#### WHAT YOU HAVE TO DO
Read the listing below and copy out every line that holds "text".

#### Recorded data
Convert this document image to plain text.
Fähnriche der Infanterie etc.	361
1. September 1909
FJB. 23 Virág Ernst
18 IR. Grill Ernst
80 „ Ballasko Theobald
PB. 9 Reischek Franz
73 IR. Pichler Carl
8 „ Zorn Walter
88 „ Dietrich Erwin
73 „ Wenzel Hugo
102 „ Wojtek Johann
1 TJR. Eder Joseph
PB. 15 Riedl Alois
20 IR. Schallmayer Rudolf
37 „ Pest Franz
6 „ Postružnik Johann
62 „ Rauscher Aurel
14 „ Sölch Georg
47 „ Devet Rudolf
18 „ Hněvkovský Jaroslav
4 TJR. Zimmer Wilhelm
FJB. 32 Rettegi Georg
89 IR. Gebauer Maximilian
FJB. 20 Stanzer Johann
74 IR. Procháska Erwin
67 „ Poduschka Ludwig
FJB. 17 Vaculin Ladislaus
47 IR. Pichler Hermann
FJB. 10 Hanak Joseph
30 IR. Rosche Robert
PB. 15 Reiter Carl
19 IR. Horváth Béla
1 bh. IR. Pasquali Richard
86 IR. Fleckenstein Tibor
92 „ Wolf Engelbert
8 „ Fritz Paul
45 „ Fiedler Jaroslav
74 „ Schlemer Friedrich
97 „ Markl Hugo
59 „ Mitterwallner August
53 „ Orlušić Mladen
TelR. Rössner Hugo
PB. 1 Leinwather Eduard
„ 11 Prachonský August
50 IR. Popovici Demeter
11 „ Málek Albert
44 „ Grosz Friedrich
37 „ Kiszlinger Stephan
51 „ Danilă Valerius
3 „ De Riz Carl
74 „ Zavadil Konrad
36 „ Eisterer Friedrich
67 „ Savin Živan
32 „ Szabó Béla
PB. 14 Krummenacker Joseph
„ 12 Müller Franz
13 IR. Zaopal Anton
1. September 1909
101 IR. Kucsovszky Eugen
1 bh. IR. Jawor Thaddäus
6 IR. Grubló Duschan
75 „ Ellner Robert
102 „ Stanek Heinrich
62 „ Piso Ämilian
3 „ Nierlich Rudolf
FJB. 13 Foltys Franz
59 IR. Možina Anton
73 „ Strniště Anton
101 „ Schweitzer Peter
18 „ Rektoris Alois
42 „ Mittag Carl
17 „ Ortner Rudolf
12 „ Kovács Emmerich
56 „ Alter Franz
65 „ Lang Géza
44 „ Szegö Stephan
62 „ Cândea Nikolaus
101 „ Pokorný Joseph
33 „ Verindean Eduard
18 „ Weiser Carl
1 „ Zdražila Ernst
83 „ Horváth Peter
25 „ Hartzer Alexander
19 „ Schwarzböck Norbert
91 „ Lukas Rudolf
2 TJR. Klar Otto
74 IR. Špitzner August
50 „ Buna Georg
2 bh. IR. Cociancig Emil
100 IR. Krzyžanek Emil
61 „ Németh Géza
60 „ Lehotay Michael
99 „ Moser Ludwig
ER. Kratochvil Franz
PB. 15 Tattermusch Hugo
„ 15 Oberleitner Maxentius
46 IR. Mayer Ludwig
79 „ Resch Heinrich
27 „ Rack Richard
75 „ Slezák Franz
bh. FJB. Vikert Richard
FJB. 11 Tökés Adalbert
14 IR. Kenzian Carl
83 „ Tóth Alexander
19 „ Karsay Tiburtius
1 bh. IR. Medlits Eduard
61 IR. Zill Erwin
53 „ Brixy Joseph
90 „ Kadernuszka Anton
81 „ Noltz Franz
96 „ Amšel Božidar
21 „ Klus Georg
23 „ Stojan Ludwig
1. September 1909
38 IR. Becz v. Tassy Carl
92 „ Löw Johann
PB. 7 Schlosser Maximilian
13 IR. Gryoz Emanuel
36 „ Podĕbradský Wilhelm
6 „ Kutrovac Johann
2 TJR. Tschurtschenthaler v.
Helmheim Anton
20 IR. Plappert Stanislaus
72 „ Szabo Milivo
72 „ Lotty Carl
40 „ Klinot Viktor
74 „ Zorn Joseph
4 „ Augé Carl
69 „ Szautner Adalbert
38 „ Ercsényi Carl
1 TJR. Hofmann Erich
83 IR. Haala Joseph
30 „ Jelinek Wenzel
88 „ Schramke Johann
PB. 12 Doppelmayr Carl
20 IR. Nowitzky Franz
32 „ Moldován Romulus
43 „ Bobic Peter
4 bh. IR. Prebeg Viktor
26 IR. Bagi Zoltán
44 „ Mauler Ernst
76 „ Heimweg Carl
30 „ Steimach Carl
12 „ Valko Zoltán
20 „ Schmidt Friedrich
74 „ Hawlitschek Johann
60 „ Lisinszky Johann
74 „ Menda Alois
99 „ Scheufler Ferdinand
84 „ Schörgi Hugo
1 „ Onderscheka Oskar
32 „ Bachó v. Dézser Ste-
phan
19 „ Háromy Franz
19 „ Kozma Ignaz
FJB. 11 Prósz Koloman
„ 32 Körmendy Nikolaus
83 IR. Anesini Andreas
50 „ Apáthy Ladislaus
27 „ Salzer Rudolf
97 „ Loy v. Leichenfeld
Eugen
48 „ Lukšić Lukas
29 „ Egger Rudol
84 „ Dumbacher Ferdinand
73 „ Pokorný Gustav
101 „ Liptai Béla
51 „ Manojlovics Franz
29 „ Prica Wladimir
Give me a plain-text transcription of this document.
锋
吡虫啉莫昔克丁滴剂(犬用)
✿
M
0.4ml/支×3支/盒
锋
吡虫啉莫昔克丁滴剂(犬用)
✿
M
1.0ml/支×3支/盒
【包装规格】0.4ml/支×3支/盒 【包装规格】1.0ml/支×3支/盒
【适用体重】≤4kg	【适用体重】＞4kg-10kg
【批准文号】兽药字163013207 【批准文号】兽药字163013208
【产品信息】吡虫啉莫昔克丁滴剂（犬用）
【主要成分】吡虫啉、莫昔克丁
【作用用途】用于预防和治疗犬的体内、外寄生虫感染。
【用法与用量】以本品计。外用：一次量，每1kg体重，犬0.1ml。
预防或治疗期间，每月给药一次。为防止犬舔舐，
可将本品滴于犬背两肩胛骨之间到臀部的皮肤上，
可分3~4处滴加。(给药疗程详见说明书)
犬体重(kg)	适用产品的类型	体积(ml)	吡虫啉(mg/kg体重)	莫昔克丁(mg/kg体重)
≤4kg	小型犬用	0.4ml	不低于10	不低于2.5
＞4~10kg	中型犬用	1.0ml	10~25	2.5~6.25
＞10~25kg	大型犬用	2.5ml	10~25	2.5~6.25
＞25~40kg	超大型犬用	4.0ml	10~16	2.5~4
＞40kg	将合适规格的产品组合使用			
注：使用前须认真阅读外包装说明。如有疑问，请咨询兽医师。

#### WORKED SOLUTION
Convert this document image to plain text.
Give me a plain-text transcription of this document.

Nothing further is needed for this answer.